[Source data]

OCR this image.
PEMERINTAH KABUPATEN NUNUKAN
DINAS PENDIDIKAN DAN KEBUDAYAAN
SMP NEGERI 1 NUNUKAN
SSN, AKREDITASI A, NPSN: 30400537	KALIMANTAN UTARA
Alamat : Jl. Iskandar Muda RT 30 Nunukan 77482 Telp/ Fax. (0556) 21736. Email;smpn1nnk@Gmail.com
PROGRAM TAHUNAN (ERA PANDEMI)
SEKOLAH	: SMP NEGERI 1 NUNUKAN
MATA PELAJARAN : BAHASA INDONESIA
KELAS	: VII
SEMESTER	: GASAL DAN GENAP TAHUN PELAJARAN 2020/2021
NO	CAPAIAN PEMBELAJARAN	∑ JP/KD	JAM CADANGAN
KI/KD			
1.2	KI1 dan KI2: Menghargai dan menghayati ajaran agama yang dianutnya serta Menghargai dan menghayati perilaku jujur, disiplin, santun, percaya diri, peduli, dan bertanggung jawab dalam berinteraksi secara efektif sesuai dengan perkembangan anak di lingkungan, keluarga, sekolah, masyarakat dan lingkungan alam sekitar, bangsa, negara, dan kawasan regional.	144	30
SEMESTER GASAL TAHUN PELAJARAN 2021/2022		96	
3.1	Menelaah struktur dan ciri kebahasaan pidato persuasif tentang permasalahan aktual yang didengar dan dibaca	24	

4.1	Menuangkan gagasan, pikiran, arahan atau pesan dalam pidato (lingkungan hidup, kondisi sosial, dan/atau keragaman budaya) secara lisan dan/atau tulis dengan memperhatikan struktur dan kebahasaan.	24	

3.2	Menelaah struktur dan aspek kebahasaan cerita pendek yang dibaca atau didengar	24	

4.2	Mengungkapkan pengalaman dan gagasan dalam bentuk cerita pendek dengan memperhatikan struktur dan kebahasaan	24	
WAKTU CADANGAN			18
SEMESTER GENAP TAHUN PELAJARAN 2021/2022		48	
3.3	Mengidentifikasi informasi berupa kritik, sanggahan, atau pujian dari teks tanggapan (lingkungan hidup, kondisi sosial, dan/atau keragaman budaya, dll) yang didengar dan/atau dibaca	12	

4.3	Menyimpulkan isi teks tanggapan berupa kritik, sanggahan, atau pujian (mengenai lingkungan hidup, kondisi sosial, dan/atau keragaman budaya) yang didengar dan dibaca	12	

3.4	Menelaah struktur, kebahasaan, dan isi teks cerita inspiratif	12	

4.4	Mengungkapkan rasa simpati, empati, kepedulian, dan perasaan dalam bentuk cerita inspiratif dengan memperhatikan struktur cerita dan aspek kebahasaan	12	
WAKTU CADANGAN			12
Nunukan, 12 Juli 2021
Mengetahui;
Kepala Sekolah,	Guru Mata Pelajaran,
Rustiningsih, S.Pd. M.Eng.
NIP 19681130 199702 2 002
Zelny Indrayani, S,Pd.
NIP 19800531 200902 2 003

§ Direction
Repeat the records above exactly.

§ Result of the exercise
OCR this image.
PEMERINTAH KABUPATEN NUNUKAN
DINAS PENDIDIKAN DAN KEBUDAYAAN
SMP NEGERI 1 NUNUKAN
SSN, AKREDITASI A, NPSN: 30400537	KALIMANTAN UTARA
Alamat : Jl. Iskandar Muda RT 30 Nunukan 77482 Telp/ Fax. (0556) 21736. Email;smpn1nnk@Gmail.com
PROGRAM TAHUNAN (ERA PANDEMI)
SEKOLAH	: SMP NEGERI 1 NUNUKAN
MATA PELAJARAN : BAHASA INDONESIA
KELAS	: VII
SEMESTER	: GASAL DAN GENAP TAHUN PELAJARAN 2020/2021
NO	CAPAIAN PEMBELAJARAN	∑ JP/KD	JAM CADANGAN
KI/KD			
1.2	KI1 dan KI2: Menghargai dan menghayati ajaran agama yang dianutnya serta Menghargai dan menghayati perilaku jujur, disiplin, santun, percaya diri, peduli, dan bertanggung jawab dalam berinteraksi secara efektif sesuai dengan perkembangan anak di lingkungan, keluarga, sekolah, masyarakat dan lingkungan alam sekitar, bangsa, negara, dan kawasan regional.	144	30
SEMESTER GASAL TAHUN PELAJARAN 2021/2022		96	
3.1	Menelaah struktur dan ciri kebahasaan pidato persuasif tentang permasalahan aktual yang didengar dan dibaca	24	

4.1	Menuangkan gagasan, pikiran, arahan atau pesan dalam pidato (lingkungan hidup, kondisi sosial, dan/atau keragaman budaya) secara lisan dan/atau tulis dengan memperhatikan struktur dan kebahasaan.	24	

3.2	Menelaah struktur dan aspek kebahasaan cerita pendek yang dibaca atau didengar	24	

4.2	Mengungkapkan pengalaman dan gagasan dalam bentuk cerita pendek dengan memperhatikan struktur dan kebahasaan	24	
WAKTU CADANGAN			18
SEMESTER GENAP TAHUN PELAJARAN 2021/2022		48	
3.3	Mengidentifikasi informasi berupa kritik, sanggahan, atau pujian dari teks tanggapan (lingkungan hidup, kondisi sosial, dan/atau keragaman budaya, dll) yang didengar dan/atau dibaca	12	

4.3	Menyimpulkan isi teks tanggapan berupa kritik, sanggahan, atau pujian (mengenai lingkungan hidup, kondisi sosial, dan/atau keragaman budaya) yang didengar dan dibaca	12	

3.4	Menelaah struktur, kebahasaan, dan isi teks cerita inspiratif	12	

4.4	Mengungkapkan rasa simpati, empati, kepedulian, dan perasaan dalam bentuk cerita inspiratif dengan memperhatikan struktur cerita dan aspek kebahasaan	12	
WAKTU CADANGAN			12
Nunukan, 12 Juli 2021
Mengetahui;
Kepala Sekolah,	Guru Mata Pelajaran,
Rustiningsih, S.Pd. M.Eng.
NIP 19681130 199702 2 002
Zelny Indrayani, S,Pd.
NIP 19800531 200902 2 003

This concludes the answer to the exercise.